Problem description:
Quote the listing below in its entirety, omitting every image.

Records provided:
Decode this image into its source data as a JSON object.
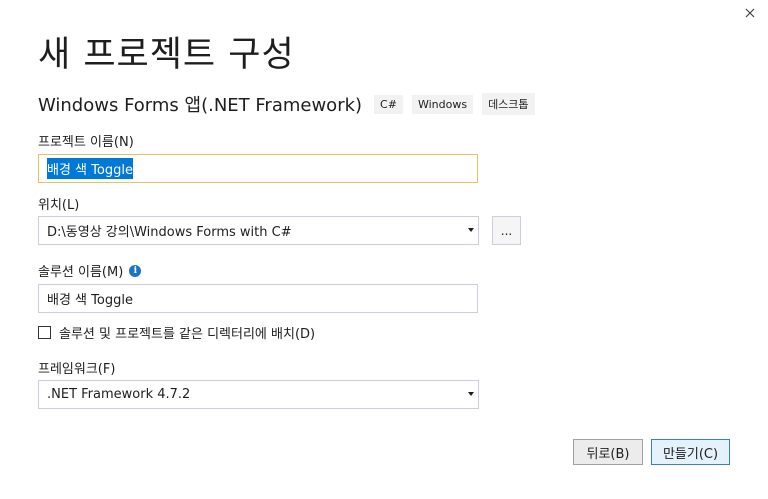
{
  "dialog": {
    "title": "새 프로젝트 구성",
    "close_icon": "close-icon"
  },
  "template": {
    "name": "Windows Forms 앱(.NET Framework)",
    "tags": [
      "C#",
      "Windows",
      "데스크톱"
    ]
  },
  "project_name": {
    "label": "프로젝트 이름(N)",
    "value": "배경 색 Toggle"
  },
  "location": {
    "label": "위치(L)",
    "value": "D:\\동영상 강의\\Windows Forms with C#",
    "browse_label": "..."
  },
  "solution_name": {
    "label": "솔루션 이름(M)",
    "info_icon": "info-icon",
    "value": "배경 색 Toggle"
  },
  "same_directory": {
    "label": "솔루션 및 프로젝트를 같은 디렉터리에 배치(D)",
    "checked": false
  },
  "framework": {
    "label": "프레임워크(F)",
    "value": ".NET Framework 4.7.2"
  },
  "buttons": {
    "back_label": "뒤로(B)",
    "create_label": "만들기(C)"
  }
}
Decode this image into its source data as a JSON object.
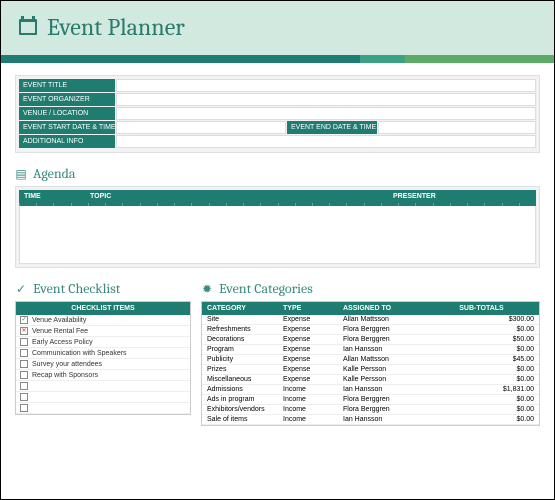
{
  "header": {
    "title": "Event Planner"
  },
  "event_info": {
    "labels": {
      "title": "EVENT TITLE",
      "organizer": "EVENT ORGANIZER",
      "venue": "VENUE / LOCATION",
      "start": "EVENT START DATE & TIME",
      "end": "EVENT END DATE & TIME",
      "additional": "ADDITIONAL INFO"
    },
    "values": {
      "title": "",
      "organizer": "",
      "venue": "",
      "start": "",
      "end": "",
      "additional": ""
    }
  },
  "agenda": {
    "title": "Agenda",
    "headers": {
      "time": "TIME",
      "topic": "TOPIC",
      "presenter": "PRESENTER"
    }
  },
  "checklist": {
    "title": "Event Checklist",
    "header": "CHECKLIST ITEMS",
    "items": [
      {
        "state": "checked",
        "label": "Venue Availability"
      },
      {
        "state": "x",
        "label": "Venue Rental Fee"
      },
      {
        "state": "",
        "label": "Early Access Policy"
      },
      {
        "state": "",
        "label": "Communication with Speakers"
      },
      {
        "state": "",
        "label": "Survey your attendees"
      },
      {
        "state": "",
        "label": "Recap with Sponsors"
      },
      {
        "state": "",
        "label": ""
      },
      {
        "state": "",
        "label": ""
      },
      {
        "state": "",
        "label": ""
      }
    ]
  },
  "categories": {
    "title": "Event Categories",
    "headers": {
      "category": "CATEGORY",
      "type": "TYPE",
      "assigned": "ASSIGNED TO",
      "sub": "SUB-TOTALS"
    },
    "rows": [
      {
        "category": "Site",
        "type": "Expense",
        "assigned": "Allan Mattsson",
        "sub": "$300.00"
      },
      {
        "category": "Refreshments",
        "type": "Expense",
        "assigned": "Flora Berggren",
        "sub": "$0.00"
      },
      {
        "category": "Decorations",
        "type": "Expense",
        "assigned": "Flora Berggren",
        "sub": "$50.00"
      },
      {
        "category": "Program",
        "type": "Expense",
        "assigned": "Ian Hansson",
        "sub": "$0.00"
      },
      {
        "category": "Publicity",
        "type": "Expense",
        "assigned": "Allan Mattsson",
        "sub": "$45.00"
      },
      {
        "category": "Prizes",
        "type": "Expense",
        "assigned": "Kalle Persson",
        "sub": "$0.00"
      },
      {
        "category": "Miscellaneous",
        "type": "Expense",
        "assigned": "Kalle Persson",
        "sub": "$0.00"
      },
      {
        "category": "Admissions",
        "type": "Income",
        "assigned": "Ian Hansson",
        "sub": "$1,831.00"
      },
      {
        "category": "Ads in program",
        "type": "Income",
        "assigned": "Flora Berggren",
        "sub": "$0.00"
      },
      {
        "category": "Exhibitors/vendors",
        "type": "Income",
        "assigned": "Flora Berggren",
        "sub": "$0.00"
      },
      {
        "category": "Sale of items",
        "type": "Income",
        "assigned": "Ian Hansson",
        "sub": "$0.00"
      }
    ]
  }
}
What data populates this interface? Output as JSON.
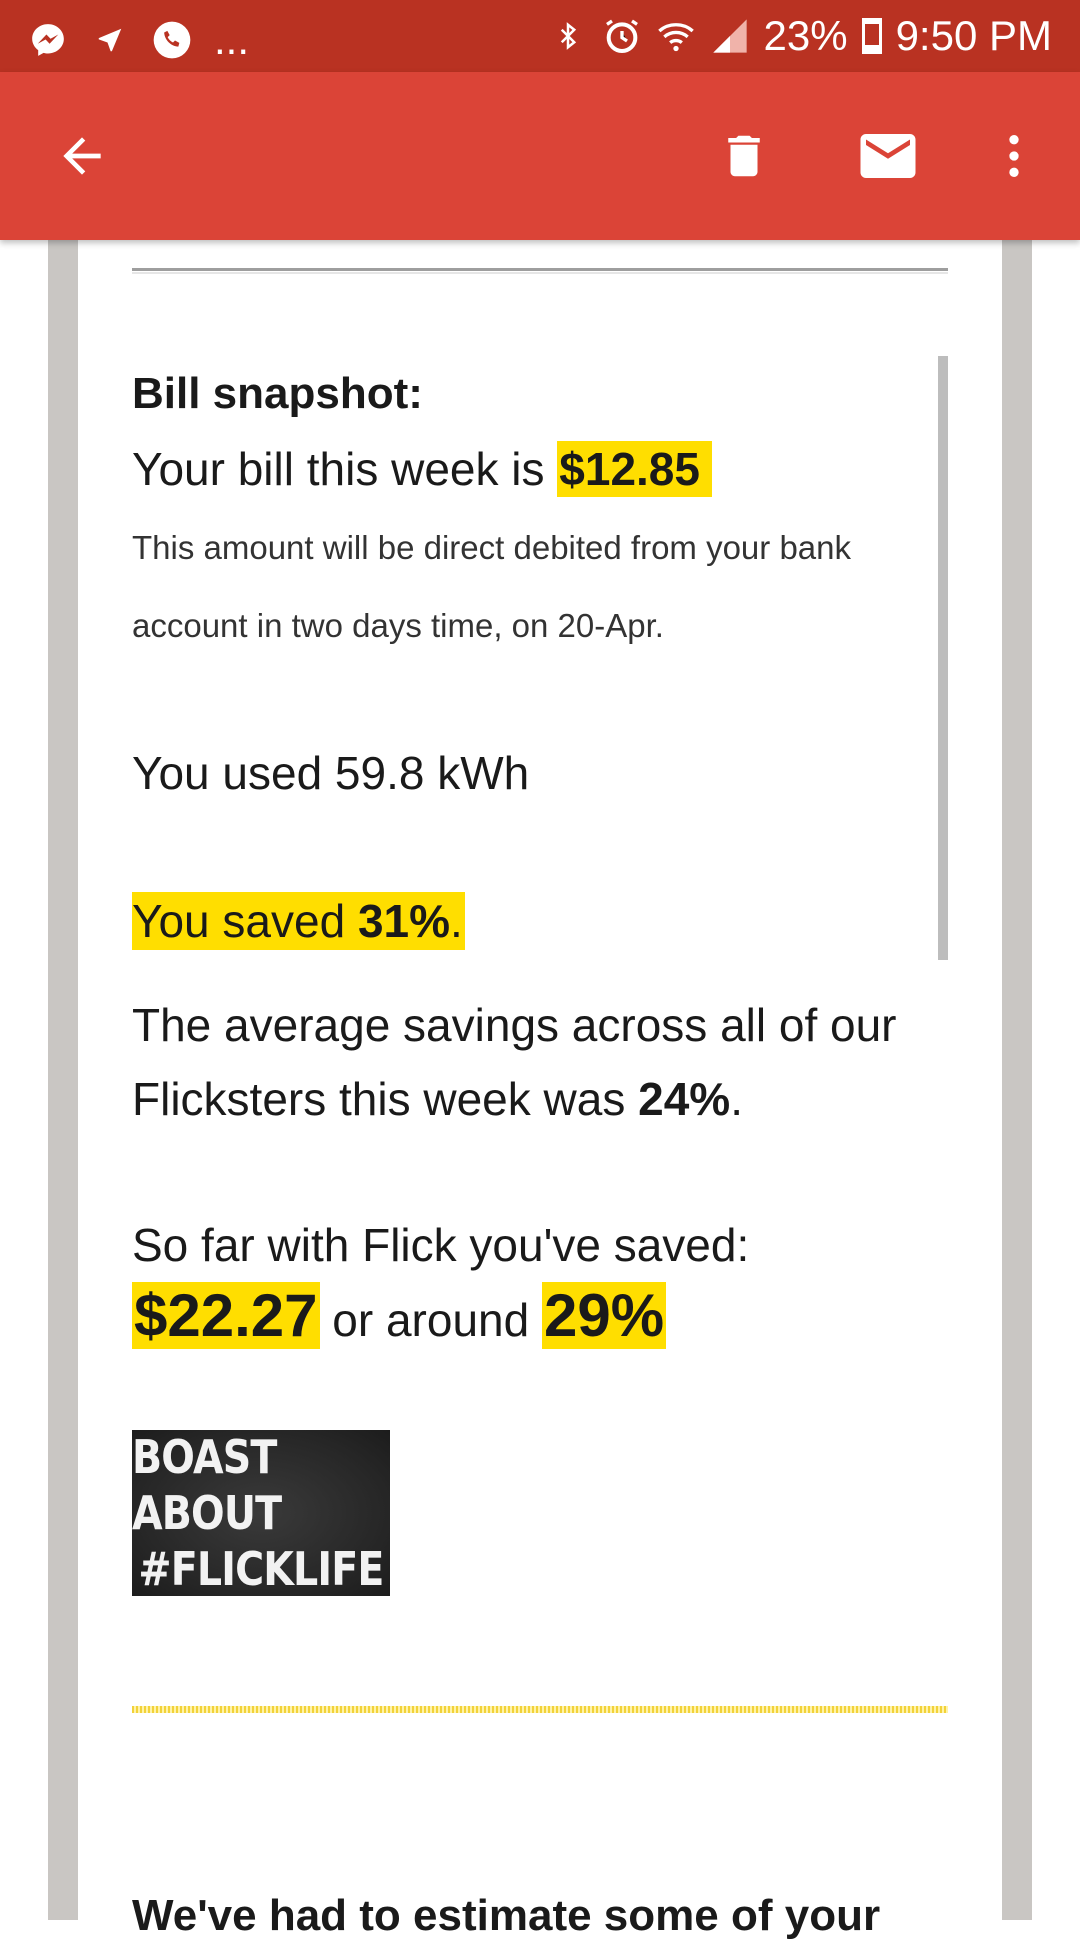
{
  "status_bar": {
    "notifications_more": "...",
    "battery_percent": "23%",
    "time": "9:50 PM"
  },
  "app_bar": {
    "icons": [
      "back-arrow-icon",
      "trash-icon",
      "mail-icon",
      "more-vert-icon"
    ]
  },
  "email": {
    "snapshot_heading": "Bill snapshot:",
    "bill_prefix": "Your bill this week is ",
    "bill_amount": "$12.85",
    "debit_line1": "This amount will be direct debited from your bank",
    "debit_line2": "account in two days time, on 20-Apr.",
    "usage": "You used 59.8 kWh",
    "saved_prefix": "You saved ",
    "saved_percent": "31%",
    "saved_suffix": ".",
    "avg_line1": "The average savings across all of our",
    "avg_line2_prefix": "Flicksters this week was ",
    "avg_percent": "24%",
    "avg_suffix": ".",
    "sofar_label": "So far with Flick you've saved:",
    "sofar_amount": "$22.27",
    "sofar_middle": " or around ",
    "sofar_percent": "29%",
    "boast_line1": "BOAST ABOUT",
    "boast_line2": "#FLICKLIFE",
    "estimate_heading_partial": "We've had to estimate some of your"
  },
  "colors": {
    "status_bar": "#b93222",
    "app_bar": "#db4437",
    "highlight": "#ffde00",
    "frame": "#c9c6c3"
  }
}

Right answer:
Decode this image into its source data as a JSON object.
{
  "dialog": {
    "title": "새 프로젝트 구성",
    "close_icon": "close-icon"
  },
  "template": {
    "name": "Windows Forms 앱(.NET Framework)",
    "tags": [
      "C#",
      "Windows",
      "데스크톱"
    ]
  },
  "project_name": {
    "label": "프로젝트 이름(N)",
    "value": "배경 색 Toggle"
  },
  "location": {
    "label": "위치(L)",
    "value": "D:\\동영상 강의\\Windows Forms with C#",
    "browse_label": "..."
  },
  "solution_name": {
    "label": "솔루션 이름(M)",
    "info_icon": "info-icon",
    "value": "배경 색 Toggle"
  },
  "same_directory": {
    "label": "솔루션 및 프로젝트를 같은 디렉터리에 배치(D)",
    "checked": false
  },
  "framework": {
    "label": "프레임워크(F)",
    "value": ".NET Framework 4.7.2"
  },
  "buttons": {
    "back_label": "뒤로(B)",
    "create_label": "만들기(C)"
  }
}
Decode this image into its source data as a JSON object.
{
  "header": {
    "title": "Event Planner"
  },
  "event_info": {
    "labels": {
      "title": "EVENT TITLE",
      "organizer": "EVENT ORGANIZER",
      "venue": "VENUE / LOCATION",
      "start": "EVENT START DATE & TIME",
      "end": "EVENT END DATE & TIME",
      "additional": "ADDITIONAL INFO"
    },
    "values": {
      "title": "",
      "organizer": "",
      "venue": "",
      "start": "",
      "end": "",
      "additional": ""
    }
  },
  "agenda": {
    "title": "Agenda",
    "headers": {
      "time": "TIME",
      "topic": "TOPIC",
      "presenter": "PRESENTER"
    }
  },
  "checklist": {
    "title": "Event Checklist",
    "header": "CHECKLIST ITEMS",
    "items": [
      {
        "state": "checked",
        "label": "Venue Availability"
      },
      {
        "state": "x",
        "label": "Venue Rental Fee"
      },
      {
        "state": "",
        "label": "Early Access Policy"
      },
      {
        "state": "",
        "label": "Communication with Speakers"
      },
      {
        "state": "",
        "label": "Survey your attendees"
      },
      {
        "state": "",
        "label": "Recap with Sponsors"
      },
      {
        "state": "",
        "label": ""
      },
      {
        "state": "",
        "label": ""
      },
      {
        "state": "",
        "label": ""
      }
    ]
  },
  "categories": {
    "title": "Event Categories",
    "headers": {
      "category": "CATEGORY",
      "type": "TYPE",
      "assigned": "ASSIGNED TO",
      "sub": "SUB-TOTALS"
    },
    "rows": [
      {
        "category": "Site",
        "type": "Expense",
        "assigned": "Allan Mattsson",
        "sub": "$300.00"
      },
      {
        "category": "Refreshments",
        "type": "Expense",
        "assigned": "Flora Berggren",
        "sub": "$0.00"
      },
      {
        "category": "Decorations",
        "type": "Expense",
        "assigned": "Flora Berggren",
        "sub": "$50.00"
      },
      {
        "category": "Program",
        "type": "Expense",
        "assigned": "Ian Hansson",
        "sub": "$0.00"
      },
      {
        "category": "Publicity",
        "type": "Expense",
        "assigned": "Allan Mattsson",
        "sub": "$45.00"
      },
      {
        "category": "Prizes",
        "type": "Expense",
        "assigned": "Kalle Persson",
        "sub": "$0.00"
      },
      {
        "category": "Miscellaneous",
        "type": "Expense",
        "assigned": "Kalle Persson",
        "sub": "$0.00"
      },
      {
        "category": "Admissions",
        "type": "Income",
        "assigned": "Ian Hansson",
        "sub": "$1,831.00"
      },
      {
        "category": "Ads in program",
        "type": "Income",
        "assigned": "Flora Berggren",
        "sub": "$0.00"
      },
      {
        "category": "Exhibitors/vendors",
        "type": "Income",
        "assigned": "Flora Berggren",
        "sub": "$0.00"
      },
      {
        "category": "Sale of items",
        "type": "Income",
        "assigned": "Ian Hansson",
        "sub": "$0.00"
      }
    ]
  }
}
What data populates this interface? Output as JSON.
{
  "status_bar": {
    "notifications_more": "...",
    "battery_percent": "23%",
    "time": "9:50 PM"
  },
  "app_bar": {
    "icons": [
      "back-arrow-icon",
      "trash-icon",
      "mail-icon",
      "more-vert-icon"
    ]
  },
  "email": {
    "snapshot_heading": "Bill snapshot:",
    "bill_prefix": "Your bill this week is ",
    "bill_amount": "$12.85",
    "debit_line1": "This amount will be direct debited from your bank",
    "debit_line2": "account in two days time, on 20-Apr.",
    "usage": "You used 59.8 kWh",
    "saved_prefix": "You saved ",
    "saved_percent": "31%",
    "saved_suffix": ".",
    "avg_line1": "The average savings across all of our",
    "avg_line2_prefix": "Flicksters this week was ",
    "avg_percent": "24%",
    "avg_suffix": ".",
    "sofar_label": "So far with Flick you've saved:",
    "sofar_amount": "$22.27",
    "sofar_middle": " or around ",
    "sofar_percent": "29%",
    "boast_line1": "BOAST ABOUT",
    "boast_line2": "#FLICKLIFE",
    "estimate_heading_partial": "We've had to estimate some of your"
  },
  "colors": {
    "status_bar": "#b93222",
    "app_bar": "#db4437",
    "highlight": "#ffde00",
    "frame": "#c9c6c3"
  }
}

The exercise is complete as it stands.